(Items from a dataset)
☆ ☆ ☆ ☆ ☆
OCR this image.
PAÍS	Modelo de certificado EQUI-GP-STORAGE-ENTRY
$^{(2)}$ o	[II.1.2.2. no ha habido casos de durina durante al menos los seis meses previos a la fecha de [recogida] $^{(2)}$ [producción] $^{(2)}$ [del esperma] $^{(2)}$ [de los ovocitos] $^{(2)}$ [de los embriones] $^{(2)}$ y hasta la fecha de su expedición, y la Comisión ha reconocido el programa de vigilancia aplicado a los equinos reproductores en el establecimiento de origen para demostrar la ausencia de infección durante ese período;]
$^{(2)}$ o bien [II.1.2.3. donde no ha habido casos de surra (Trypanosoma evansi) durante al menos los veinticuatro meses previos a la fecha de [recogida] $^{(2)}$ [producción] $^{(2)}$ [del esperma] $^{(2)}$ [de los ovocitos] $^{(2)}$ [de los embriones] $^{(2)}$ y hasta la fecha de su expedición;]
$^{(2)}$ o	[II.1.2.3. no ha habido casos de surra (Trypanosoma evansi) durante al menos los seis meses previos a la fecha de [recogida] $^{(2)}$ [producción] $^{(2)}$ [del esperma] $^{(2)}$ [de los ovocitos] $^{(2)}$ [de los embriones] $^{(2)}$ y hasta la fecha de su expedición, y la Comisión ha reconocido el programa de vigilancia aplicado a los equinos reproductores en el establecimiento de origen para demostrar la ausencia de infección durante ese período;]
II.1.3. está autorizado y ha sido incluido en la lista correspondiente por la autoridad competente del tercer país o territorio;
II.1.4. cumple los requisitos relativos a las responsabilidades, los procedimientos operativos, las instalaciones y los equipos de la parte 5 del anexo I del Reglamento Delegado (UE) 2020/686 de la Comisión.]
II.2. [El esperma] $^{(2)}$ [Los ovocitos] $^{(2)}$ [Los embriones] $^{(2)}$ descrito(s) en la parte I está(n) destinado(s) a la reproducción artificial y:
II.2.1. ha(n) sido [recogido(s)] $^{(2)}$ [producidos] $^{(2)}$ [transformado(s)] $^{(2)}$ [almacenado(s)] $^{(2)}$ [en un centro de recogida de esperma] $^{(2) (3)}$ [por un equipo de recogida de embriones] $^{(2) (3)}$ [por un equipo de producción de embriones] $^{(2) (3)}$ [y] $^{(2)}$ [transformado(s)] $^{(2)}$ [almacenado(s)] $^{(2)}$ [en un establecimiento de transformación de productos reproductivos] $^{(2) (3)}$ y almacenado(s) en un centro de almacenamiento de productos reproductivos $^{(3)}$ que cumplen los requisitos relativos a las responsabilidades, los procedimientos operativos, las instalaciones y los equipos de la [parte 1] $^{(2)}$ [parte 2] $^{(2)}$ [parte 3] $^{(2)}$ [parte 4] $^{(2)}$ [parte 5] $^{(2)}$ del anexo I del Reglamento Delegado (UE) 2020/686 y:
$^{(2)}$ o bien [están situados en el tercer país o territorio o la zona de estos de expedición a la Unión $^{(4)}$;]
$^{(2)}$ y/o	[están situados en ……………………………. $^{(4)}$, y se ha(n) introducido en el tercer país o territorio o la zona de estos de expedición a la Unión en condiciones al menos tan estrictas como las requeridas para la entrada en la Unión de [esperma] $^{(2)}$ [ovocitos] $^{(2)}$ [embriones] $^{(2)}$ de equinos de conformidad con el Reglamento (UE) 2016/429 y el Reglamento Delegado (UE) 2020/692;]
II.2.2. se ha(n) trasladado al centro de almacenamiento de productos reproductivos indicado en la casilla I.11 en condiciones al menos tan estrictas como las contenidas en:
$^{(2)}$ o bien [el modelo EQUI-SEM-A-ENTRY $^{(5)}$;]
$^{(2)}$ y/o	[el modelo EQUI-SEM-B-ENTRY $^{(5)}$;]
☆ ☆ ☆ ☆ ☆
* WHAT TO DO
Quote all of the entries verbatim.

* EXPECTED OUTPUT
OCR this image.
PAÍS	Modelo de certificado EQUI-GP-STORAGE-ENTRY
$^{(2)}$ o	[II.1.2.2. no ha habido casos de durina durante al menos los seis meses previos a la fecha de [recogida] $^{(2)}$ [producción] $^{(2)}$ [del esperma] $^{(2)}$ [de los ovocitos] $^{(2)}$ [de los embriones] $^{(2)}$ y hasta la fecha de su expedición, y la Comisión ha reconocido el programa de vigilancia aplicado a los equinos reproductores en el establecimiento de origen para demostrar la ausencia de infección durante ese período;]
$^{(2)}$ o bien [II.1.2.3. donde no ha habido casos de surra (Trypanosoma evansi) durante al menos los veinticuatro meses previos a la fecha de [recogida] $^{(2)}$ [producción] $^{(2)}$ [del esperma] $^{(2)}$ [de los ovocitos] $^{(2)}$ [de los embriones] $^{(2)}$ y hasta la fecha de su expedición;]
$^{(2)}$ o	[II.1.2.3. no ha habido casos de surra (Trypanosoma evansi) durante al menos los seis meses previos a la fecha de [recogida] $^{(2)}$ [producción] $^{(2)}$ [del esperma] $^{(2)}$ [de los ovocitos] $^{(2)}$ [de los embriones] $^{(2)}$ y hasta la fecha de su expedición, y la Comisión ha reconocido el programa de vigilancia aplicado a los equinos reproductores en el establecimiento de origen para demostrar la ausencia de infección durante ese período;]
II.1.3. está autorizado y ha sido incluido en la lista correspondiente por la autoridad competente del tercer país o territorio;
II.1.4. cumple los requisitos relativos a las responsabilidades, los procedimientos operativos, las instalaciones y los equipos de la parte 5 del anexo I del Reglamento Delegado (UE) 2020/686 de la Comisión.]
II.2. [El esperma] $^{(2)}$ [Los ovocitos] $^{(2)}$ [Los embriones] $^{(2)}$ descrito(s) en la parte I está(n) destinado(s) a la reproducción artificial y:
II.2.1. ha(n) sido [recogido(s)] $^{(2)}$ [producidos] $^{(2)}$ [transformado(s)] $^{(2)}$ [almacenado(s)] $^{(2)}$ [en un centro de recogida de esperma] $^{(2) (3)}$ [por un equipo de recogida de embriones] $^{(2) (3)}$ [por un equipo de producción de embriones] $^{(2) (3)}$ [y] $^{(2)}$ [transformado(s)] $^{(2)}$ [almacenado(s)] $^{(2)}$ [en un establecimiento de transformación de productos reproductivos] $^{(2) (3)}$ y almacenado(s) en un centro de almacenamiento de productos reproductivos $^{(3)}$ que cumplen los requisitos relativos a las responsabilidades, los procedimientos operativos, las instalaciones y los equipos de la [parte 1] $^{(2)}$ [parte 2] $^{(2)}$ [parte 3] $^{(2)}$ [parte 4] $^{(2)}$ [parte 5] $^{(2)}$ del anexo I del Reglamento Delegado (UE) 2020/686 y:
$^{(2)}$ o bien [están situados en el tercer país o territorio o la zona de estos de expedición a la Unión $^{(4)}$;]
$^{(2)}$ y/o	[están situados en ……………………………. $^{(4)}$, y se ha(n) introducido en el tercer país o territorio o la zona de estos de expedición a la Unión en condiciones al menos tan estrictas como las requeridas para la entrada en la Unión de [esperma] $^{(2)}$ [ovocitos] $^{(2)}$ [embriones] $^{(2)}$ de equinos de conformidad con el Reglamento (UE) 2016/429 y el Reglamento Delegado (UE) 2020/692;]
II.2.2. se ha(n) trasladado al centro de almacenamiento de productos reproductivos indicado en la casilla I.11 en condiciones al menos tan estrictas como las contenidas en:
$^{(2)}$ o bien [el modelo EQUI-SEM-A-ENTRY $^{(5)}$;]
$^{(2)}$ y/o	[el modelo EQUI-SEM-B-ENTRY $^{(5)}$;]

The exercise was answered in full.